**Aim of the task**
Quote the records below in full, exactly as given, with the images taken out.

** Start of Data extract **

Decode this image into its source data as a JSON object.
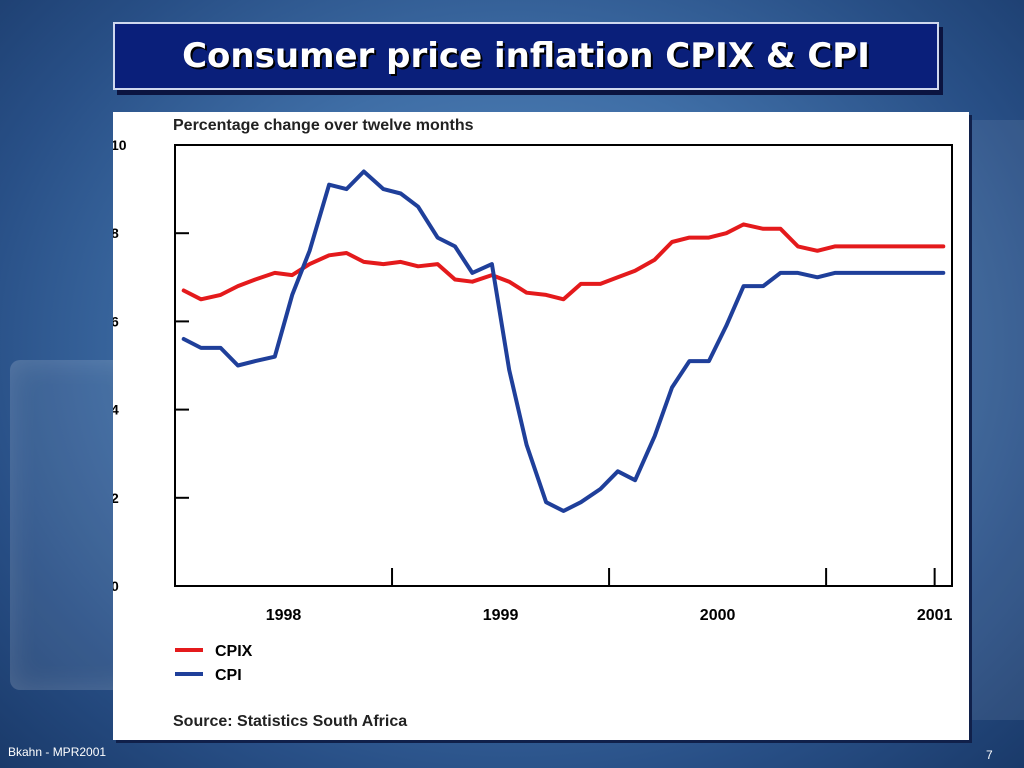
{
  "slide": {
    "title": "Consumer price inflation CPIX & CPI",
    "footer_left": "Bkahn - MPR2001",
    "page_number": "7"
  },
  "colors": {
    "cpix": "#e41a1c",
    "cpi": "#1f3f9a",
    "title_bg": "#0a1f7a"
  },
  "chart_data": {
    "type": "line",
    "title": "Percentage change over twelve months",
    "xlabel": "",
    "ylabel": "",
    "ylim": [
      0,
      10
    ],
    "y_ticks": [
      "0",
      "2",
      "4",
      "6",
      "8",
      "10"
    ],
    "x_ticks": [
      "1998",
      "1999",
      "2000",
      "2001"
    ],
    "x_labels_pos": [
      1998.0,
      1999.0,
      2000.0,
      2001.0
    ],
    "x_divider_pos": [
      1998.5,
      1999.5,
      2000.5
    ],
    "xlim": [
      1997.5,
      2001.08
    ],
    "grid": false,
    "legend_position": "bottom-left",
    "source": "Source:  Statistics South Africa",
    "series": [
      {
        "name": "CPIX",
        "color": "#e41a1c",
        "x": [
          1997.54,
          1997.62,
          1997.71,
          1997.79,
          1997.87,
          1997.96,
          1998.04,
          1998.12,
          1998.21,
          1998.29,
          1998.37,
          1998.46,
          1998.54,
          1998.62,
          1998.71,
          1998.79,
          1998.87,
          1998.96,
          1999.04,
          1999.12,
          1999.21,
          1999.29,
          1999.37,
          1999.46,
          1999.54,
          1999.62,
          1999.71,
          1999.79,
          1999.87,
          1999.96,
          2000.04,
          2000.12,
          2000.21,
          2000.29,
          2000.37,
          2000.46,
          2000.54,
          2000.62,
          2000.71,
          2000.79,
          2001.04
        ],
        "values": [
          6.7,
          6.5,
          6.6,
          6.8,
          6.95,
          7.1,
          7.05,
          7.3,
          7.5,
          7.55,
          7.35,
          7.3,
          7.35,
          7.25,
          7.3,
          6.95,
          6.9,
          7.05,
          6.9,
          6.65,
          6.6,
          6.5,
          6.85,
          6.85,
          7.0,
          7.15,
          7.4,
          7.8,
          7.9,
          7.9,
          8.0,
          8.2,
          8.1,
          8.1,
          7.7,
          7.6,
          7.7,
          7.7,
          7.7,
          7.7,
          7.7
        ]
      },
      {
        "name": "CPI",
        "color": "#1f3f9a",
        "x": [
          1997.54,
          1997.62,
          1997.71,
          1997.79,
          1997.87,
          1997.96,
          1998.04,
          1998.12,
          1998.21,
          1998.29,
          1998.37,
          1998.46,
          1998.54,
          1998.62,
          1998.71,
          1998.79,
          1998.87,
          1998.96,
          1999.04,
          1999.12,
          1999.21,
          1999.29,
          1999.37,
          1999.46,
          1999.54,
          1999.62,
          1999.71,
          1999.79,
          1999.87,
          1999.96,
          2000.04,
          2000.12,
          2000.21,
          2000.29,
          2000.37,
          2000.46,
          2000.54,
          2000.62,
          2000.71,
          2000.79,
          2001.04
        ],
        "values": [
          5.6,
          5.4,
          5.4,
          5.0,
          5.1,
          5.2,
          6.6,
          7.6,
          9.1,
          9.0,
          9.4,
          9.0,
          8.9,
          8.6,
          7.9,
          7.7,
          7.1,
          7.3,
          4.9,
          3.2,
          1.9,
          1.7,
          1.9,
          2.2,
          2.6,
          2.4,
          3.4,
          4.5,
          5.1,
          5.1,
          5.9,
          6.8,
          6.8,
          7.1,
          7.1,
          7.0,
          7.1,
          7.1,
          7.1,
          7.1,
          7.1
        ]
      }
    ]
  }
}
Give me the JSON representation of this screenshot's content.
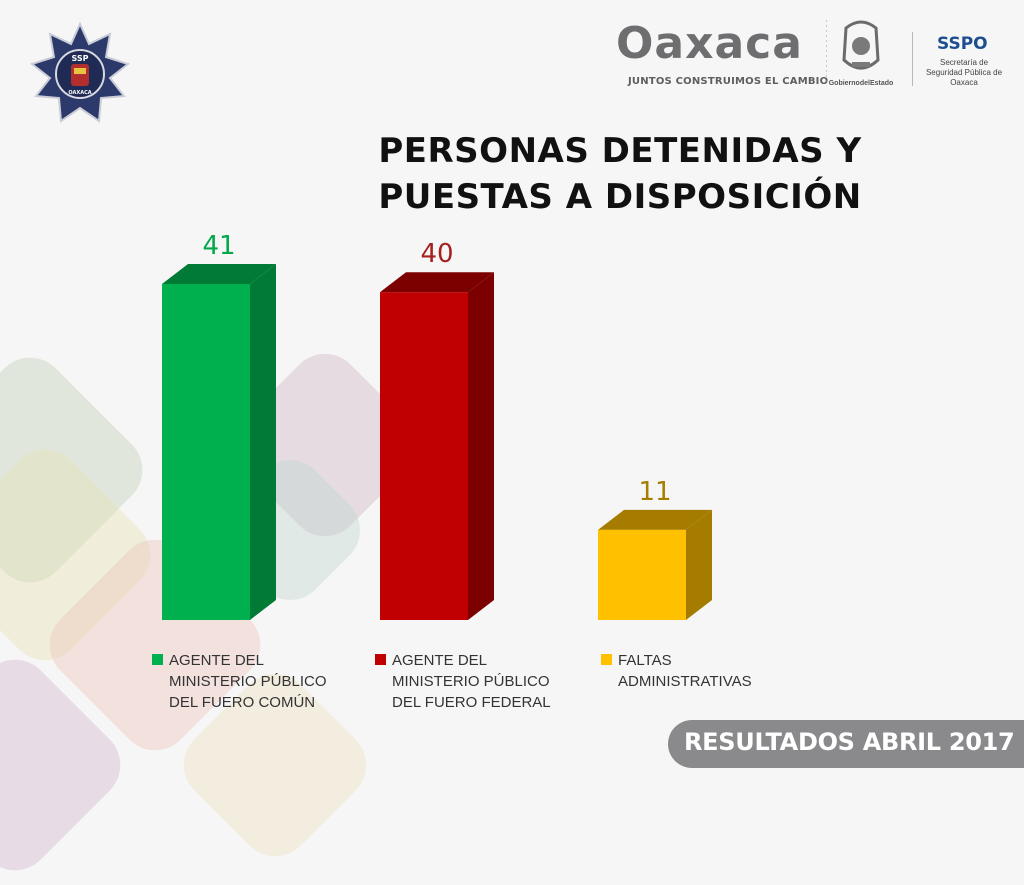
{
  "header": {
    "badge_text": "SSP",
    "badge_subtext": "OAXACA",
    "brand_name": "Oaxaca",
    "brand_tagline": "JUNTOS CONSTRUIMOS EL CAMBIO",
    "seal_caption": "GobiernodelEstado",
    "agency_acronym": "SSPO",
    "agency_name": "Secretaría de Seguridad Pública de Oaxaca"
  },
  "chart_data": {
    "type": "bar",
    "title": "PERSONAS DETENIDAS Y PUESTAS A DISPOSICIÓN",
    "categories": [
      "AGENTE DEL MINISTERIO PÚBLICO DEL FUERO COMÚN",
      "AGENTE DEL MINISTERIO PÚBLICO DEL FUERO FEDERAL",
      "FALTAS ADMINISTRATIVAS"
    ],
    "values": [
      41,
      40,
      11
    ],
    "value_labels": [
      "41",
      "40",
      "11"
    ],
    "colors": [
      "#00b04f",
      "#c00000",
      "#ffc000"
    ],
    "side_colors": [
      "#007a35",
      "#7c0000",
      "#a67c00"
    ],
    "label_colors": [
      "#00a84a",
      "#a52020",
      "#a57d00"
    ],
    "ylim": [
      0,
      41
    ],
    "xlabel": "",
    "ylabel": "",
    "grid": false,
    "legend_position": "bottom"
  },
  "footer": {
    "label": "RESULTADOS ABRIL 2017"
  }
}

** End of Data extract **

**In response**
Decode this image into its source data as a JSON object.
{
  "slide": {
    "title": "Consumer price inflation CPIX & CPI",
    "footer_left": "Bkahn - MPR2001",
    "page_number": "7"
  },
  "colors": {
    "cpix": "#e41a1c",
    "cpi": "#1f3f9a",
    "title_bg": "#0a1f7a"
  },
  "chart_data": {
    "type": "line",
    "title": "Percentage change over twelve months",
    "xlabel": "",
    "ylabel": "",
    "ylim": [
      0,
      10
    ],
    "y_ticks": [
      "0",
      "2",
      "4",
      "6",
      "8",
      "10"
    ],
    "x_ticks": [
      "1998",
      "1999",
      "2000",
      "2001"
    ],
    "x_labels_pos": [
      1998.0,
      1999.0,
      2000.0,
      2001.0
    ],
    "x_divider_pos": [
      1998.5,
      1999.5,
      2000.5
    ],
    "xlim": [
      1997.5,
      2001.08
    ],
    "grid": false,
    "legend_position": "bottom-left",
    "source": "Source:  Statistics South Africa",
    "series": [
      {
        "name": "CPIX",
        "color": "#e41a1c",
        "x": [
          1997.54,
          1997.62,
          1997.71,
          1997.79,
          1997.87,
          1997.96,
          1998.04,
          1998.12,
          1998.21,
          1998.29,
          1998.37,
          1998.46,
          1998.54,
          1998.62,
          1998.71,
          1998.79,
          1998.87,
          1998.96,
          1999.04,
          1999.12,
          1999.21,
          1999.29,
          1999.37,
          1999.46,
          1999.54,
          1999.62,
          1999.71,
          1999.79,
          1999.87,
          1999.96,
          2000.04,
          2000.12,
          2000.21,
          2000.29,
          2000.37,
          2000.46,
          2000.54,
          2000.62,
          2000.71,
          2000.79,
          2001.04
        ],
        "values": [
          6.7,
          6.5,
          6.6,
          6.8,
          6.95,
          7.1,
          7.05,
          7.3,
          7.5,
          7.55,
          7.35,
          7.3,
          7.35,
          7.25,
          7.3,
          6.95,
          6.9,
          7.05,
          6.9,
          6.65,
          6.6,
          6.5,
          6.85,
          6.85,
          7.0,
          7.15,
          7.4,
          7.8,
          7.9,
          7.9,
          8.0,
          8.2,
          8.1,
          8.1,
          7.7,
          7.6,
          7.7,
          7.7,
          7.7,
          7.7,
          7.7
        ]
      },
      {
        "name": "CPI",
        "color": "#1f3f9a",
        "x": [
          1997.54,
          1997.62,
          1997.71,
          1997.79,
          1997.87,
          1997.96,
          1998.04,
          1998.12,
          1998.21,
          1998.29,
          1998.37,
          1998.46,
          1998.54,
          1998.62,
          1998.71,
          1998.79,
          1998.87,
          1998.96,
          1999.04,
          1999.12,
          1999.21,
          1999.29,
          1999.37,
          1999.46,
          1999.54,
          1999.62,
          1999.71,
          1999.79,
          1999.87,
          1999.96,
          2000.04,
          2000.12,
          2000.21,
          2000.29,
          2000.37,
          2000.46,
          2000.54,
          2000.62,
          2000.71,
          2000.79,
          2001.04
        ],
        "values": [
          5.6,
          5.4,
          5.4,
          5.0,
          5.1,
          5.2,
          6.6,
          7.6,
          9.1,
          9.0,
          9.4,
          9.0,
          8.9,
          8.6,
          7.9,
          7.7,
          7.1,
          7.3,
          4.9,
          3.2,
          1.9,
          1.7,
          1.9,
          2.2,
          2.6,
          2.4,
          3.4,
          4.5,
          5.1,
          5.1,
          5.9,
          6.8,
          6.8,
          7.1,
          7.1,
          7.0,
          7.1,
          7.1,
          7.1,
          7.1,
          7.1
        ]
      }
    ]
  }
}
Give me the JSON representation of this screenshot's content.
{
  "header": {
    "badge_text": "SSP",
    "badge_subtext": "OAXACA",
    "brand_name": "Oaxaca",
    "brand_tagline": "JUNTOS CONSTRUIMOS EL CAMBIO",
    "seal_caption": "GobiernodelEstado",
    "agency_acronym": "SSPO",
    "agency_name": "Secretaría de Seguridad Pública de Oaxaca"
  },
  "chart_data": {
    "type": "bar",
    "title": "PERSONAS DETENIDAS Y PUESTAS A DISPOSICIÓN",
    "categories": [
      "AGENTE DEL MINISTERIO PÚBLICO DEL FUERO COMÚN",
      "AGENTE DEL MINISTERIO PÚBLICO DEL FUERO FEDERAL",
      "FALTAS ADMINISTRATIVAS"
    ],
    "values": [
      41,
      40,
      11
    ],
    "value_labels": [
      "41",
      "40",
      "11"
    ],
    "colors": [
      "#00b04f",
      "#c00000",
      "#ffc000"
    ],
    "side_colors": [
      "#007a35",
      "#7c0000",
      "#a67c00"
    ],
    "label_colors": [
      "#00a84a",
      "#a52020",
      "#a57d00"
    ],
    "ylim": [
      0,
      41
    ],
    "xlabel": "",
    "ylabel": "",
    "grid": false,
    "legend_position": "bottom"
  },
  "footer": {
    "label": "RESULTADOS ABRIL 2017"
  }
}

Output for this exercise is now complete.